Record excerpts:
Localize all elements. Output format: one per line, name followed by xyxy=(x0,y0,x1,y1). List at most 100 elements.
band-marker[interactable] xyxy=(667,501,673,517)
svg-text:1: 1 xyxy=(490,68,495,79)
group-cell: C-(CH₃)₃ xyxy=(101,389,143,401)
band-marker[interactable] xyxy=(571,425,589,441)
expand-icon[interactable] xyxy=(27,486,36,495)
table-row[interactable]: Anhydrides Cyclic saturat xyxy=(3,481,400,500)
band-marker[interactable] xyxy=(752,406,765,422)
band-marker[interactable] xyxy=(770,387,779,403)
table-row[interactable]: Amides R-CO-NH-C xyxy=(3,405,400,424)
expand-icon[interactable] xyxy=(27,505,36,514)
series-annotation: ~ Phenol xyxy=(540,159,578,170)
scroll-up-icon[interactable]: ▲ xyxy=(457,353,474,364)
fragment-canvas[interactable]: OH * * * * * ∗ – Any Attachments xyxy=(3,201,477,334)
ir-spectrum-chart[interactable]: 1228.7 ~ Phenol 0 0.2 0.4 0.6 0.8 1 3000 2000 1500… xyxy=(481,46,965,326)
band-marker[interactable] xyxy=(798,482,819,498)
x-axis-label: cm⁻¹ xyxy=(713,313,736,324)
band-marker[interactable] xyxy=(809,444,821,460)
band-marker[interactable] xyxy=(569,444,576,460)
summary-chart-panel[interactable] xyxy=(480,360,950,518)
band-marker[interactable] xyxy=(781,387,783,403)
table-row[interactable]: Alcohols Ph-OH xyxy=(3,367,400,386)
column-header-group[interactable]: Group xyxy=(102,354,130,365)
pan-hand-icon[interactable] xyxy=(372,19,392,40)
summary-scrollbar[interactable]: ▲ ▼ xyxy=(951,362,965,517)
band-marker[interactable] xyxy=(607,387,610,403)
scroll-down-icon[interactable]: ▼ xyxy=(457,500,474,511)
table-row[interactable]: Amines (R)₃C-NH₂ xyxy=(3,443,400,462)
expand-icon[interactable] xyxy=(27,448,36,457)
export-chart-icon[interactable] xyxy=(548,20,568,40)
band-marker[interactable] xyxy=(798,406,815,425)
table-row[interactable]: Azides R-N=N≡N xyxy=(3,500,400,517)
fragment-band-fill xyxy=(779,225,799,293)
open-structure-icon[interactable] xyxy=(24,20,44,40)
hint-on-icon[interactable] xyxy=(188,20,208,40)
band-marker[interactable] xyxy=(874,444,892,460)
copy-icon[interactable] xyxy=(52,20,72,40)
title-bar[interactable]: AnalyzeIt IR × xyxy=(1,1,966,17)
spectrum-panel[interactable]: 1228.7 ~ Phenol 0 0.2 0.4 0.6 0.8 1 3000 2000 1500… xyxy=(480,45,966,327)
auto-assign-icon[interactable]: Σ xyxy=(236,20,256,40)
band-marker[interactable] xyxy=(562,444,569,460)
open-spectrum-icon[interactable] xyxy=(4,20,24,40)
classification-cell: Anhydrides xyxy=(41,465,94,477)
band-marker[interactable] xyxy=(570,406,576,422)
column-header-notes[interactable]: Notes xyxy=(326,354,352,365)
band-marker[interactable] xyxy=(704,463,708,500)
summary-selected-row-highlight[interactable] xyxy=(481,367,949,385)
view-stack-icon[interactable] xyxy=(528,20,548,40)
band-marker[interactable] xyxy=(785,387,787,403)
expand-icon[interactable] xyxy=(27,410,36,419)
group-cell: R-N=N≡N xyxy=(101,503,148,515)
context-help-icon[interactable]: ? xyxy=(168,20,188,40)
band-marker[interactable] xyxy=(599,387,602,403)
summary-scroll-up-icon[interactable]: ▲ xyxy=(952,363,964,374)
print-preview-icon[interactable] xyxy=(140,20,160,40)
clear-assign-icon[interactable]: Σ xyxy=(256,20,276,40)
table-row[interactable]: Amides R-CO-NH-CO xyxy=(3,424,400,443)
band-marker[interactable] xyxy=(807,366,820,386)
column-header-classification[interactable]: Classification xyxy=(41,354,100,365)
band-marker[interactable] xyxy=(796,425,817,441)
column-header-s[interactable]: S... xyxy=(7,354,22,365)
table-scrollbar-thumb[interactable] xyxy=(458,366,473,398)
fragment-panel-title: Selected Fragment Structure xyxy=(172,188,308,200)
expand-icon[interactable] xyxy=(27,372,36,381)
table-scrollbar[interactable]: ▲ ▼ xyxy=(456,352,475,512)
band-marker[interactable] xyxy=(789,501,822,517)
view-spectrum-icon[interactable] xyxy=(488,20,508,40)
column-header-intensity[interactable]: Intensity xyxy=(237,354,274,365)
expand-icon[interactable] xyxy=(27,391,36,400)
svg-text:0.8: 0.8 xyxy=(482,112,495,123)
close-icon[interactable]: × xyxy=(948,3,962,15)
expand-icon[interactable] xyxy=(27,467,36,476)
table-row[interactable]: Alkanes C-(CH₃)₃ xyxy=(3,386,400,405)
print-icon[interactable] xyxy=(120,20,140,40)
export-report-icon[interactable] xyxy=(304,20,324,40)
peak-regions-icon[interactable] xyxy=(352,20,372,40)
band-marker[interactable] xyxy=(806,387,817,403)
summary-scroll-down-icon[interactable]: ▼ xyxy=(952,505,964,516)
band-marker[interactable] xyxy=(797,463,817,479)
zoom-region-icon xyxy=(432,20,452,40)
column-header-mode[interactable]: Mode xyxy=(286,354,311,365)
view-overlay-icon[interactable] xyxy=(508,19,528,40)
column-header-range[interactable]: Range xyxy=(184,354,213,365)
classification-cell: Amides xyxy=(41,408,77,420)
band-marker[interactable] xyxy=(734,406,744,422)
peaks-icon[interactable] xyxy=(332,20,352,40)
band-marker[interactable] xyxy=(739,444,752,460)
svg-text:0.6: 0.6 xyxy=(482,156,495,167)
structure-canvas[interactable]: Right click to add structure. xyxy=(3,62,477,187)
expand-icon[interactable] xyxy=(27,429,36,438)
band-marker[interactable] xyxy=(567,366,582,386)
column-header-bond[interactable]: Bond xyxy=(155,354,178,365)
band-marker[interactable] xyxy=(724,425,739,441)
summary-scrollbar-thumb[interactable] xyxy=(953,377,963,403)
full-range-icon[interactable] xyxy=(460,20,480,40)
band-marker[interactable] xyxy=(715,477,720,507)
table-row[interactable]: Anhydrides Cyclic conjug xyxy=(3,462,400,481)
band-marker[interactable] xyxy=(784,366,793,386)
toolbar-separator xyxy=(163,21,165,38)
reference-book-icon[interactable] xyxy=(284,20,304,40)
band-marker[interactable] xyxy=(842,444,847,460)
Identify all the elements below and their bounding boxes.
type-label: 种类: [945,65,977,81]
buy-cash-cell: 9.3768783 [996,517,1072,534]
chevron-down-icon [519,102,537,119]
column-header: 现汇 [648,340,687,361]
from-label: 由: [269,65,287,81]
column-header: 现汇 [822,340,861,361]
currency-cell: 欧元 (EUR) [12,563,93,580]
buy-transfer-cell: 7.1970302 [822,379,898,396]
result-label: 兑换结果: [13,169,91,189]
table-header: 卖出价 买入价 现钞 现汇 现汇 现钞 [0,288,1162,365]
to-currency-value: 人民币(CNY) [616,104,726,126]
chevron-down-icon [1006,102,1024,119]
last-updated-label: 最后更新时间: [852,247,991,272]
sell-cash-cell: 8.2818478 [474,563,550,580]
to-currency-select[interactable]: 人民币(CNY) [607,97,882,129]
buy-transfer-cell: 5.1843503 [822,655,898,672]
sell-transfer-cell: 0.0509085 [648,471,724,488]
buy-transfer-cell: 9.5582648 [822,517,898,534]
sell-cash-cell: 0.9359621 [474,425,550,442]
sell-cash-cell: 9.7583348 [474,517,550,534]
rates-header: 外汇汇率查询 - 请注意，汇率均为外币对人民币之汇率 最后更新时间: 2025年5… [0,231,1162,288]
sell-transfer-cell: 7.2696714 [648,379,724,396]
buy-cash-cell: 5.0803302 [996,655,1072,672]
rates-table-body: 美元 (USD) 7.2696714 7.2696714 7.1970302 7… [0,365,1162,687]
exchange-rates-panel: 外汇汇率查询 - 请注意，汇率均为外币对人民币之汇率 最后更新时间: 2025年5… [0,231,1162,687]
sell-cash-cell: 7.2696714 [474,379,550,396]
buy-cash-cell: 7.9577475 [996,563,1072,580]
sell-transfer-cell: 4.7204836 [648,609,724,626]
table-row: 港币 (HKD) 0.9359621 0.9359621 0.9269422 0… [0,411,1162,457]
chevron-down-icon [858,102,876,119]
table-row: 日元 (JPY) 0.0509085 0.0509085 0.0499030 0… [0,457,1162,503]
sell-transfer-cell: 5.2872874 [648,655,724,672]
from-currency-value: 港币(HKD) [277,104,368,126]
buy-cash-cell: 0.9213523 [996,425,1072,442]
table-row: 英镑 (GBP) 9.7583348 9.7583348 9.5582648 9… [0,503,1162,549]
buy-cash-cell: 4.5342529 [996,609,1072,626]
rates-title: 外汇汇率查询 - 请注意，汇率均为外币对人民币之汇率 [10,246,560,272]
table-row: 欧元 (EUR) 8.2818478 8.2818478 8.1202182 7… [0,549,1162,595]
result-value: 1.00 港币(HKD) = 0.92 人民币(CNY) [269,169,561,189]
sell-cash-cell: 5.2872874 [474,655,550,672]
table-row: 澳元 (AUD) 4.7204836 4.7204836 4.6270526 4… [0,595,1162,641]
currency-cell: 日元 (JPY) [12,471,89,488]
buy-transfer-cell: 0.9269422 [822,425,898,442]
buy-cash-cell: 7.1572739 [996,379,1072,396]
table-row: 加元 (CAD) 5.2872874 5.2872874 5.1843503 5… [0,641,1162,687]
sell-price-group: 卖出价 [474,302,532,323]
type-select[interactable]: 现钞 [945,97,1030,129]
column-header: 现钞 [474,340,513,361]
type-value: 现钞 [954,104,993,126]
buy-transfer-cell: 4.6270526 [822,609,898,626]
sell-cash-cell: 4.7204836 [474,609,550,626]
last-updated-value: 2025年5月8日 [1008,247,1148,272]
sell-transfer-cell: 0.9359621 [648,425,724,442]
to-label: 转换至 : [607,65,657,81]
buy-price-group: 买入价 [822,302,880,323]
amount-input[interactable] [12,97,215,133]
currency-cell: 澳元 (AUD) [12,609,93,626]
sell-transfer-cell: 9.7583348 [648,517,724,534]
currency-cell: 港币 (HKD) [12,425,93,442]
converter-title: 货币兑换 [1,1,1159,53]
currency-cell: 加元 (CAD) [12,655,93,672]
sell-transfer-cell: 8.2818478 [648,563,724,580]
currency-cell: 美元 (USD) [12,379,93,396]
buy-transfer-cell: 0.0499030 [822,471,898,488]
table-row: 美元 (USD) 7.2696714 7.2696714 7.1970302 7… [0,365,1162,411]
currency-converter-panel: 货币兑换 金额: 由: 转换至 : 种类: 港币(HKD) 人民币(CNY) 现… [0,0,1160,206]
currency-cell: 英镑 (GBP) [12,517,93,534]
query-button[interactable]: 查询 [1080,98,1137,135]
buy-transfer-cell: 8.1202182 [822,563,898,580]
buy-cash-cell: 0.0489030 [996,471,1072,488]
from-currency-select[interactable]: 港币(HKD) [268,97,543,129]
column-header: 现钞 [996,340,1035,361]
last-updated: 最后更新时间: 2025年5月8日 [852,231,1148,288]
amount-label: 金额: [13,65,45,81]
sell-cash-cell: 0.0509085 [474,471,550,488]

Directions: Update the part of the lines that opens with the first line and closes with the line containing "table-row[interactable]: Anhydrides Cyclic saturat", replacing "band-marker" with "band-tick" and changing nothing else. Give only that part.

Right answer:
Localize all elements. Output format: one per line, name followed by xyxy=(x0,y0,x1,y1). List at most 100 elements.
band-tick[interactable] xyxy=(667,501,673,517)
svg-text:1: 1 xyxy=(490,68,495,79)
group-cell: C-(CH₃)₃ xyxy=(101,389,143,401)
band-tick[interactable] xyxy=(571,425,589,441)
expand-icon[interactable] xyxy=(27,486,36,495)
table-row[interactable]: Anhydrides Cyclic saturat xyxy=(3,481,400,500)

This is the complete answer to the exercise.